Set exercise:
Set down each record exactly as written.

Data:
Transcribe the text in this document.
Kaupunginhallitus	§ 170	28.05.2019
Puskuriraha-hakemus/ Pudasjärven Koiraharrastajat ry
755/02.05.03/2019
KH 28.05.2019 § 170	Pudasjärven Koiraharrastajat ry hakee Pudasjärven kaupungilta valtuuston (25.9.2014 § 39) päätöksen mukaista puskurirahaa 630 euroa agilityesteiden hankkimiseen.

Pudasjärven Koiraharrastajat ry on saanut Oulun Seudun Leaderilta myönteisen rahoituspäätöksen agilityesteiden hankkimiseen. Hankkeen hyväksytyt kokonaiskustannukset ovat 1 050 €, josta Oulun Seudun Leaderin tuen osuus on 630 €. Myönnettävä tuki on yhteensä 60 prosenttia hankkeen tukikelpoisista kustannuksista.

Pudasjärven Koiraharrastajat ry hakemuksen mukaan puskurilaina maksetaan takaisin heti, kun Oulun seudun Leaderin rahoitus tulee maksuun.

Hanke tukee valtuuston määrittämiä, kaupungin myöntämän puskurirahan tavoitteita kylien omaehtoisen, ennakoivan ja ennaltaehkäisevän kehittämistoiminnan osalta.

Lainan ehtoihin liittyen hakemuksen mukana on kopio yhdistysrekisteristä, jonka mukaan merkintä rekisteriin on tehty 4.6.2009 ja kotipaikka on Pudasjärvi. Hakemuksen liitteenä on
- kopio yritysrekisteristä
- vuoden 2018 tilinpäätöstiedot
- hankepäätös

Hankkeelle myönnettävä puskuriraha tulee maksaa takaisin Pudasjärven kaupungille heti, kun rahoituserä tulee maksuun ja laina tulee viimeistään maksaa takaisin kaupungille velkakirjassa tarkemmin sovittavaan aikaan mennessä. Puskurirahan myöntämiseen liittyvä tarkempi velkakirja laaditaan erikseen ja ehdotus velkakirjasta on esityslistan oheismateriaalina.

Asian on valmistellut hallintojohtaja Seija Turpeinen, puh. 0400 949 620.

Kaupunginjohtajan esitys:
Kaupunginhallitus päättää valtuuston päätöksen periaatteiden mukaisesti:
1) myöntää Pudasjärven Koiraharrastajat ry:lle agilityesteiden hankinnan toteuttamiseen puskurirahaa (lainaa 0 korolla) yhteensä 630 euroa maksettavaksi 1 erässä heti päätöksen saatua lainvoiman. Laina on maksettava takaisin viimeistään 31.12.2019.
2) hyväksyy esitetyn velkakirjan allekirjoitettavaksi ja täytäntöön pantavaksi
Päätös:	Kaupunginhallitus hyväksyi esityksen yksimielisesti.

Exercise answer:
Transcribe the text in this document.
Kaupunginhallitus	§ 170	28.05.2019
Puskuriraha-hakemus/ Pudasjärven Koiraharrastajat ry
755/02.05.03/2019
KH 28.05.2019 § 170	Pudasjärven Koiraharrastajat ry hakee Pudasjärven kaupungilta valtuuston (25.9.2014 § 39) päätöksen mukaista puskurirahaa 630 euroa agilityesteiden hankkimiseen.

Pudasjärven Koiraharrastajat ry on saanut Oulun Seudun Leaderilta myönteisen rahoituspäätöksen agilityesteiden hankkimiseen. Hankkeen hyväksytyt kokonaiskustannukset ovat 1 050 €, josta Oulun Seudun Leaderin tuen osuus on 630 €. Myönnettävä tuki on yhteensä 60 prosenttia hankkeen tukikelpoisista kustannuksista.

Pudasjärven Koiraharrastajat ry hakemuksen mukaan puskurilaina maksetaan takaisin heti, kun Oulun seudun Leaderin rahoitus tulee maksuun.

Hanke tukee valtuuston määrittämiä, kaupungin myöntämän puskurirahan tavoitteita kylien omaehtoisen, ennakoivan ja ennaltaehkäisevän kehittämistoiminnan osalta.

Lainan ehtoihin liittyen hakemuksen mukana on kopio yhdistysrekisteristä, jonka mukaan merkintä rekisteriin on tehty 4.6.2009 ja kotipaikka on Pudasjärvi. Hakemuksen liitteenä on
- kopio yritysrekisteristä
- vuoden 2018 tilinpäätöstiedot
- hankepäätös

Hankkeelle myönnettävä puskuriraha tulee maksaa takaisin Pudasjärven kaupungille heti, kun rahoituserä tulee maksuun ja laina tulee viimeistään maksaa takaisin kaupungille velkakirjassa tarkemmin sovittavaan aikaan mennessä. Puskurirahan myöntämiseen liittyvä tarkempi velkakirja laaditaan erikseen ja ehdotus velkakirjasta on esityslistan oheismateriaalina.

Asian on valmistellut hallintojohtaja Seija Turpeinen, puh. 0400 949 620.

Kaupunginjohtajan esitys:
Kaupunginhallitus päättää valtuuston päätöksen periaatteiden mukaisesti:
1) myöntää Pudasjärven Koiraharrastajat ry:lle agilityesteiden hankinnan toteuttamiseen puskurirahaa (lainaa 0 korolla) yhteensä 630 euroa maksettavaksi 1 erässä heti päätöksen saatua lainvoiman. Laina on maksettava takaisin viimeistään 31.12.2019.
2) hyväksyy esitetyn velkakirjan allekirjoitettavaksi ja täytäntöön pantavaksi
Päätös:	Kaupunginhallitus hyväksyi esityksen yksimielisesti.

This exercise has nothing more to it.